== DATA ENTRIES
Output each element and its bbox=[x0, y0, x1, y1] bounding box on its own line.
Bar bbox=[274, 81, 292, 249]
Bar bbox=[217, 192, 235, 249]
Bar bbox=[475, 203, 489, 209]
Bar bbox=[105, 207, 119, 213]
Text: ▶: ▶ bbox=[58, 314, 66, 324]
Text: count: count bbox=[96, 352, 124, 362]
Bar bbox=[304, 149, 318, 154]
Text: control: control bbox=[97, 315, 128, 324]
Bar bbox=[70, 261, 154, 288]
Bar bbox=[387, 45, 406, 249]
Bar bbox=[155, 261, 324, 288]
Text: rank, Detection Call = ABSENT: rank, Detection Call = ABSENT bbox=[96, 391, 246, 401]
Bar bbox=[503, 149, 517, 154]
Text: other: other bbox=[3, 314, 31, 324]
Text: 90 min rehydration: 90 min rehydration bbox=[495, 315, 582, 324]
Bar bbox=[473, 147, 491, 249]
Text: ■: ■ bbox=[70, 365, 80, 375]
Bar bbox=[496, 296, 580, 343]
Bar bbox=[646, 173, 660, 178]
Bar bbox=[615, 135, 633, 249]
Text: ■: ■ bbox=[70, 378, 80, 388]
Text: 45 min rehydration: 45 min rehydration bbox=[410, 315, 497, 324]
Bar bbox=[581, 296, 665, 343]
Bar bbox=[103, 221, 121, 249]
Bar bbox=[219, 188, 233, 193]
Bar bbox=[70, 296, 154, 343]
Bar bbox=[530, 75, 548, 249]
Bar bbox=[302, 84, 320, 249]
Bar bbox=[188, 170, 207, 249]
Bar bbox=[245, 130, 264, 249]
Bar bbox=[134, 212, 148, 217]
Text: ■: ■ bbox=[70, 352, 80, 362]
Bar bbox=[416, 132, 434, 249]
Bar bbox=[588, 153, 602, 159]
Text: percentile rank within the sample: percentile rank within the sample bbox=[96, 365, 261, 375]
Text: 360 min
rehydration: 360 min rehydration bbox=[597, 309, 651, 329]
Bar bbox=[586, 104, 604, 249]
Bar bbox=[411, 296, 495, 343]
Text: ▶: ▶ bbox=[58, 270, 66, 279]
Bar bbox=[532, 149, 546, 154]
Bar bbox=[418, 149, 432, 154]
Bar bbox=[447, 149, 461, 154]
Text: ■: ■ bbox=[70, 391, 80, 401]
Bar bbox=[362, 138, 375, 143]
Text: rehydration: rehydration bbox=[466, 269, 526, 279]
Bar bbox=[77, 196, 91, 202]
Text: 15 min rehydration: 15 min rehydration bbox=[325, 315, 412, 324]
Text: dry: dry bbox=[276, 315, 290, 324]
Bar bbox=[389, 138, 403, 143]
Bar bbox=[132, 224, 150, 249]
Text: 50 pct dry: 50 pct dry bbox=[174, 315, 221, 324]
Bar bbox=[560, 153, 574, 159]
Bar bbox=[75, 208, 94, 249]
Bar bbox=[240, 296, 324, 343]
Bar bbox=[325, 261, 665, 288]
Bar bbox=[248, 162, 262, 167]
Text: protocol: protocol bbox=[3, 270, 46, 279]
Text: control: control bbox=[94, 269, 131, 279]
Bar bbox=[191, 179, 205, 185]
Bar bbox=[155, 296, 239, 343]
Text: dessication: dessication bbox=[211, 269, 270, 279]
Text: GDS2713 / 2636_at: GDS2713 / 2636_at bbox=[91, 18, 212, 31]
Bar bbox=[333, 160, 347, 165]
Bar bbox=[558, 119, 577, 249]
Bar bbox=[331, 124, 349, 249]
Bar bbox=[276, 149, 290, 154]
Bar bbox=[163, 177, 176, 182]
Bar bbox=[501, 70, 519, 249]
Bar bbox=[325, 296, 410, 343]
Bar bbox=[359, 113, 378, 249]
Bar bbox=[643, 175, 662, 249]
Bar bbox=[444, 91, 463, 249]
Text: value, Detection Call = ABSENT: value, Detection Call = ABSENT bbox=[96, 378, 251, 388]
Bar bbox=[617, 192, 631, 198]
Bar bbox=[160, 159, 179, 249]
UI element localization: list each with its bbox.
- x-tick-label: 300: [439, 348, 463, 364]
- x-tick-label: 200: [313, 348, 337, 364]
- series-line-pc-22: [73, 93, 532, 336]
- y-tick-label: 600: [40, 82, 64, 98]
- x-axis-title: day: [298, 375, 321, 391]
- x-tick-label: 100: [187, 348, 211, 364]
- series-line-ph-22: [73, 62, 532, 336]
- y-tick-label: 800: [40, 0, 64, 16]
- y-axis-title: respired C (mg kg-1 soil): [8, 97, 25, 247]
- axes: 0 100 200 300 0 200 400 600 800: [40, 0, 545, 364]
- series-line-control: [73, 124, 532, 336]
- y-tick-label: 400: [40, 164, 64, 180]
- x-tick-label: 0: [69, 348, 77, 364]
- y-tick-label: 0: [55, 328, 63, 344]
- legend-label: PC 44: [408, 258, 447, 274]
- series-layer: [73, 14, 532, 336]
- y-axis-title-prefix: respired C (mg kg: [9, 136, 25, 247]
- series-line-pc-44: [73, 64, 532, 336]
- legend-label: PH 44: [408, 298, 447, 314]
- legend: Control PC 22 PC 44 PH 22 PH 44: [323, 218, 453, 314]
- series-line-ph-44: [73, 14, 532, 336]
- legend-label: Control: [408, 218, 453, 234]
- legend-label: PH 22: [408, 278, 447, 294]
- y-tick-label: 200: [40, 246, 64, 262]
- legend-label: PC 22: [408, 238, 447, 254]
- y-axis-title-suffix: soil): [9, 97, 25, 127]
====
## WHAT YOU WILL DO
Edit the records by replacing every occurrence of "rehydration" with "rewetting", and reproduce all of them with nothing else altered.

## RESULT FOR THIS TASK
Output each element and its bbox=[x0, y0, x1, y1] bounding box on its own line.
Bar bbox=[274, 81, 292, 249]
Bar bbox=[217, 192, 235, 249]
Bar bbox=[475, 203, 489, 209]
Bar bbox=[105, 207, 119, 213]
Text: ▶: ▶ bbox=[58, 314, 66, 324]
Text: count: count bbox=[96, 352, 124, 362]
Bar bbox=[304, 149, 318, 154]
Text: control: control bbox=[97, 315, 128, 324]
Bar bbox=[70, 261, 154, 288]
Bar bbox=[387, 45, 406, 249]
Bar bbox=[155, 261, 324, 288]
Text: rank, Detection Call = ABSENT: rank, Detection Call = ABSENT bbox=[96, 391, 246, 401]
Bar bbox=[503, 149, 517, 154]
Text: other: other bbox=[3, 314, 31, 324]
Text: 90 min rewetting: 90 min rewetting bbox=[495, 315, 582, 324]
Bar bbox=[473, 147, 491, 249]
Text: ■: ■ bbox=[70, 365, 80, 375]
Bar bbox=[496, 296, 580, 343]
Bar bbox=[646, 173, 660, 178]
Bar bbox=[615, 135, 633, 249]
Text: ■: ■ bbox=[70, 378, 80, 388]
Text: 45 min rewetting: 45 min rewetting bbox=[410, 315, 497, 324]
Bar bbox=[581, 296, 665, 343]
Bar bbox=[103, 221, 121, 249]
Bar bbox=[219, 188, 233, 193]
Bar bbox=[70, 296, 154, 343]
Bar bbox=[530, 75, 548, 249]
Bar bbox=[302, 84, 320, 249]
Bar bbox=[188, 170, 207, 249]
Bar bbox=[245, 130, 264, 249]
Bar bbox=[134, 212, 148, 217]
Text: ■: ■ bbox=[70, 352, 80, 362]
Bar bbox=[416, 132, 434, 249]
Bar bbox=[588, 153, 602, 159]
Text: percentile rank within the sample: percentile rank within the sample bbox=[96, 365, 261, 375]
Text: 360 min
rewetting: 360 min rewetting bbox=[597, 309, 651, 329]
Bar bbox=[586, 104, 604, 249]
Bar bbox=[411, 296, 495, 343]
Text: ▶: ▶ bbox=[58, 270, 66, 279]
Bar bbox=[532, 149, 546, 154]
Bar bbox=[418, 149, 432, 154]
Bar bbox=[447, 149, 461, 154]
Text: ■: ■ bbox=[70, 391, 80, 401]
Bar bbox=[362, 138, 375, 143]
Text: rewetting: rewetting bbox=[466, 269, 526, 279]
Bar bbox=[77, 196, 91, 202]
Text: 15 min rewetting: 15 min rewetting bbox=[325, 315, 412, 324]
Text: dry: dry bbox=[276, 315, 290, 324]
Bar bbox=[389, 138, 403, 143]
Bar bbox=[132, 224, 150, 249]
Text: 50 pct dry: 50 pct dry bbox=[174, 315, 221, 324]
Bar bbox=[560, 153, 574, 159]
Bar bbox=[75, 208, 94, 249]
Bar bbox=[240, 296, 324, 343]
Bar bbox=[325, 261, 665, 288]
Bar bbox=[248, 162, 262, 167]
Text: protocol: protocol bbox=[3, 270, 46, 279]
Text: control: control bbox=[94, 269, 131, 279]
Bar bbox=[191, 179, 205, 185]
Bar bbox=[155, 296, 239, 343]
Text: dessication: dessication bbox=[211, 269, 270, 279]
Text: GDS2713 / 2636_at: GDS2713 / 2636_at bbox=[91, 18, 212, 31]
Bar bbox=[333, 160, 347, 165]
Bar bbox=[558, 119, 577, 249]
Bar bbox=[331, 124, 349, 249]
Bar bbox=[276, 149, 290, 154]
Bar bbox=[163, 177, 176, 182]
Bar bbox=[501, 70, 519, 249]
Bar bbox=[325, 296, 410, 343]
Bar bbox=[359, 113, 378, 249]
Bar bbox=[643, 175, 662, 249]
Bar bbox=[444, 91, 463, 249]
Text: value, Detection Call = ABSENT: value, Detection Call = ABSENT bbox=[96, 378, 251, 388]
Bar bbox=[617, 192, 631, 198]
Bar bbox=[160, 159, 179, 249]
UI element localization: list each with its bbox.
- x-tick-label: 300: [439, 348, 463, 364]
- x-tick-label: 200: [313, 348, 337, 364]
- series-line-pc-22: [73, 93, 532, 336]
- y-tick-label: 600: [40, 82, 64, 98]
- x-axis-title: day: [298, 375, 321, 391]
- x-tick-label: 100: [187, 348, 211, 364]
- series-line-ph-22: [73, 62, 532, 336]
- y-tick-label: 800: [40, 0, 64, 16]
- y-axis-title: respired C (mg kg-1 soil): [8, 97, 25, 247]
- axes: 0 100 200 300 0 200 400 600 800: [40, 0, 545, 364]
- series-line-control: [73, 124, 532, 336]
- y-tick-label: 400: [40, 164, 64, 180]
- x-tick-label: 0: [69, 348, 77, 364]
- y-tick-label: 0: [55, 328, 63, 344]
- legend-label: PC 44: [408, 258, 447, 274]
- series-layer: [73, 14, 532, 336]
- y-axis-title-prefix: respired C (mg kg: [9, 136, 25, 247]
- series-line-pc-44: [73, 64, 532, 336]
- legend-label: PH 44: [408, 298, 447, 314]
- legend: Control PC 22 PC 44 PH 22 PH 44: [323, 218, 453, 314]
- series-line-ph-44: [73, 14, 532, 336]
- legend-label: Control: [408, 218, 453, 234]
- legend-label: PH 22: [408, 278, 447, 294]
- y-tick-label: 200: [40, 246, 64, 262]
- legend-label: PC 22: [408, 238, 447, 254]
- y-axis-title-suffix: soil): [9, 97, 25, 127]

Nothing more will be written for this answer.